Records excerpted from a collection:
========

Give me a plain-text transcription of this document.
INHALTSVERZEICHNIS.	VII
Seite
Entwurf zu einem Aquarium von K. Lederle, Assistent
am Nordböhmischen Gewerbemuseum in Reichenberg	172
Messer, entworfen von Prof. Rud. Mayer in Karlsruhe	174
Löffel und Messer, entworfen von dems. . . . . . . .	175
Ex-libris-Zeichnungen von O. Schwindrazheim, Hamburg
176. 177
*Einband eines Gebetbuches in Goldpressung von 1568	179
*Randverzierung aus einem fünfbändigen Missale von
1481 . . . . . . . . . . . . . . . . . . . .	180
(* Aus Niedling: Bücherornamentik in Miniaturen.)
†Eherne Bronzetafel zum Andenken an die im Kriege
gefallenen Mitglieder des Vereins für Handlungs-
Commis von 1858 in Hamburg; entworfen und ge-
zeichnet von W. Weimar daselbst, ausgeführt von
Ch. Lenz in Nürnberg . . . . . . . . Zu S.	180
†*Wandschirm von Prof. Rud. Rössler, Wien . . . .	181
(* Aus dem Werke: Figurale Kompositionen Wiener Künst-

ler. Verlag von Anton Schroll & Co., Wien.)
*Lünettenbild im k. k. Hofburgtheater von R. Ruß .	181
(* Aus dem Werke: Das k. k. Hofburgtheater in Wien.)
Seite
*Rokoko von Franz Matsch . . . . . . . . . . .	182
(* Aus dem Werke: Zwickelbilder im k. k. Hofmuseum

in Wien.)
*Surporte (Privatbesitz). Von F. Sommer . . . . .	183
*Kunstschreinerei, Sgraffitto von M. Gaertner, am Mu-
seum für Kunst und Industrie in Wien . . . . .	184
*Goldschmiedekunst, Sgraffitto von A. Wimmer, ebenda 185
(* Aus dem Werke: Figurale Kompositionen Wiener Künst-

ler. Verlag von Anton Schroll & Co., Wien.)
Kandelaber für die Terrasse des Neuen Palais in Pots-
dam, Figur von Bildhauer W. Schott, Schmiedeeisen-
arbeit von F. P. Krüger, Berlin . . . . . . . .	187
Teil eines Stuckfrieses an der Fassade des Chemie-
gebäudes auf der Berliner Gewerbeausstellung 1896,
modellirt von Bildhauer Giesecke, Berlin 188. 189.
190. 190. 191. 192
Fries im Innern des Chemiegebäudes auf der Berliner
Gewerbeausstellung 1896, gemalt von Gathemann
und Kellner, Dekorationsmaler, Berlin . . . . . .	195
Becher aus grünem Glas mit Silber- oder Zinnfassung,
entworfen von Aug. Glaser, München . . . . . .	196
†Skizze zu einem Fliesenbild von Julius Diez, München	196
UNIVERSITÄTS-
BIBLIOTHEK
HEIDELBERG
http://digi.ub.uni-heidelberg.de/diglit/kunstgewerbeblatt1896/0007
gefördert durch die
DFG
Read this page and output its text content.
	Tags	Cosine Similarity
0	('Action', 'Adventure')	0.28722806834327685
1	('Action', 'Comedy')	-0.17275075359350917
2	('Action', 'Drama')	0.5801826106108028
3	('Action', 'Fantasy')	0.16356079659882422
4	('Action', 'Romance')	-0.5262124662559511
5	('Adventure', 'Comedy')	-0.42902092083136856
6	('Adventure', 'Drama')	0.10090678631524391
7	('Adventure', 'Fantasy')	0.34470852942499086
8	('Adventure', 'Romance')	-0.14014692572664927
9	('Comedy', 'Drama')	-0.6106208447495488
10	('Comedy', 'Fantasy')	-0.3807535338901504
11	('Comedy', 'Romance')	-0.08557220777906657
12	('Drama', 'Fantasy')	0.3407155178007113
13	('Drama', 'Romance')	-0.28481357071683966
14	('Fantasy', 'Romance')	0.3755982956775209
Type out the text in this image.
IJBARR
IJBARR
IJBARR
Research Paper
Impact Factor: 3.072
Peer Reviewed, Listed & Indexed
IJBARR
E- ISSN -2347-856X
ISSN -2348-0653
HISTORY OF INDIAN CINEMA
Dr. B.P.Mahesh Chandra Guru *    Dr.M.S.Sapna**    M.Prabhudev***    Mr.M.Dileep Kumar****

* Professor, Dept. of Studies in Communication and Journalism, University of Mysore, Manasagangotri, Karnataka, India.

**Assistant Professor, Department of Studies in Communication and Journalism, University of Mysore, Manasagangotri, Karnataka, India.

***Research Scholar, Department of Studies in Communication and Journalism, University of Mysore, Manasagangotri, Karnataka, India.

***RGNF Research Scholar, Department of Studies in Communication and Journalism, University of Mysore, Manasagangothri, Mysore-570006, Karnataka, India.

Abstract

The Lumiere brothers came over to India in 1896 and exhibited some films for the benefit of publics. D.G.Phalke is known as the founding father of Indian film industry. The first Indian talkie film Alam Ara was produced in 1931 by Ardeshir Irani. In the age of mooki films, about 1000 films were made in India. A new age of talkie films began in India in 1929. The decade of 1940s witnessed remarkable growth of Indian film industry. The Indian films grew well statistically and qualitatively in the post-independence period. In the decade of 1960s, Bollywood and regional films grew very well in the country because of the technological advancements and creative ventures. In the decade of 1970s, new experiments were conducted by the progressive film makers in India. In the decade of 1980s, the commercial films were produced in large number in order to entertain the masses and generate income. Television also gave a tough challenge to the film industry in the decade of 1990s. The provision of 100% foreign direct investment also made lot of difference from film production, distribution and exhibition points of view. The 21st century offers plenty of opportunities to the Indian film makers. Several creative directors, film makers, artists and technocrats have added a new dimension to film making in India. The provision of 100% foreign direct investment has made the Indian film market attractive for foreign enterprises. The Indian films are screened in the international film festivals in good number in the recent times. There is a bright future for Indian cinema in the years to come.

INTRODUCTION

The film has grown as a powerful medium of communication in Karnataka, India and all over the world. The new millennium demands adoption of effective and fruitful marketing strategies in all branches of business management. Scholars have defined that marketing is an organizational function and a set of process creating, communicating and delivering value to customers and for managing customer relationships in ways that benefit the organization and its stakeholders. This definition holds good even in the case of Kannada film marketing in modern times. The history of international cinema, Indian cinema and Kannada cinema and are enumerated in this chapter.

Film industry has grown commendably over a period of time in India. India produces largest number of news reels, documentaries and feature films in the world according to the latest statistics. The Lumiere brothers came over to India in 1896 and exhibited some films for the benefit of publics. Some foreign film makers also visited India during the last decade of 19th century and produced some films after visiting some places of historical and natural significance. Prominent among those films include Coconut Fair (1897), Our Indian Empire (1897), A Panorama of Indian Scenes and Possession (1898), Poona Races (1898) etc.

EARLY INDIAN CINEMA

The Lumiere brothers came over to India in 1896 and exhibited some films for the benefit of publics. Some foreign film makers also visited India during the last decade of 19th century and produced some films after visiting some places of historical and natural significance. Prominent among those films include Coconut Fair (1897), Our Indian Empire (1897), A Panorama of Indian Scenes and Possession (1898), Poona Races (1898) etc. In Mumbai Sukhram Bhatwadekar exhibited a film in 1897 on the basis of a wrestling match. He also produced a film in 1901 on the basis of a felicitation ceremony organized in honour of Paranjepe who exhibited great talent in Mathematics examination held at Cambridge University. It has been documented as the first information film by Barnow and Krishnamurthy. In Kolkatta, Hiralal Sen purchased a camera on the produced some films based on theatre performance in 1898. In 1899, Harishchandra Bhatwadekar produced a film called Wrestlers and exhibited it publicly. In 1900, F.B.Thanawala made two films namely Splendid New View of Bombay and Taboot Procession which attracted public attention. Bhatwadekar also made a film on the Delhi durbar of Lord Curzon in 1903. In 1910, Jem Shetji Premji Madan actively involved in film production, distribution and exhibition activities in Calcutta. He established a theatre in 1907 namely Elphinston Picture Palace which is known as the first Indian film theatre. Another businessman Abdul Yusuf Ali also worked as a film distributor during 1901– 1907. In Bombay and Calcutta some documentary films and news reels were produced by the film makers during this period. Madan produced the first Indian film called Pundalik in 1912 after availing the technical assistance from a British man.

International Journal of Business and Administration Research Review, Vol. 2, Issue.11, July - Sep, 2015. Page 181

========

Look through the entries above and report each line where the string "Berliner" occurs.

● **Reply to the task**
gebäudes auf der Berliner Gewerbeausstellung 1896,
Fries im Innern des Chemiegebäudes auf der Berliner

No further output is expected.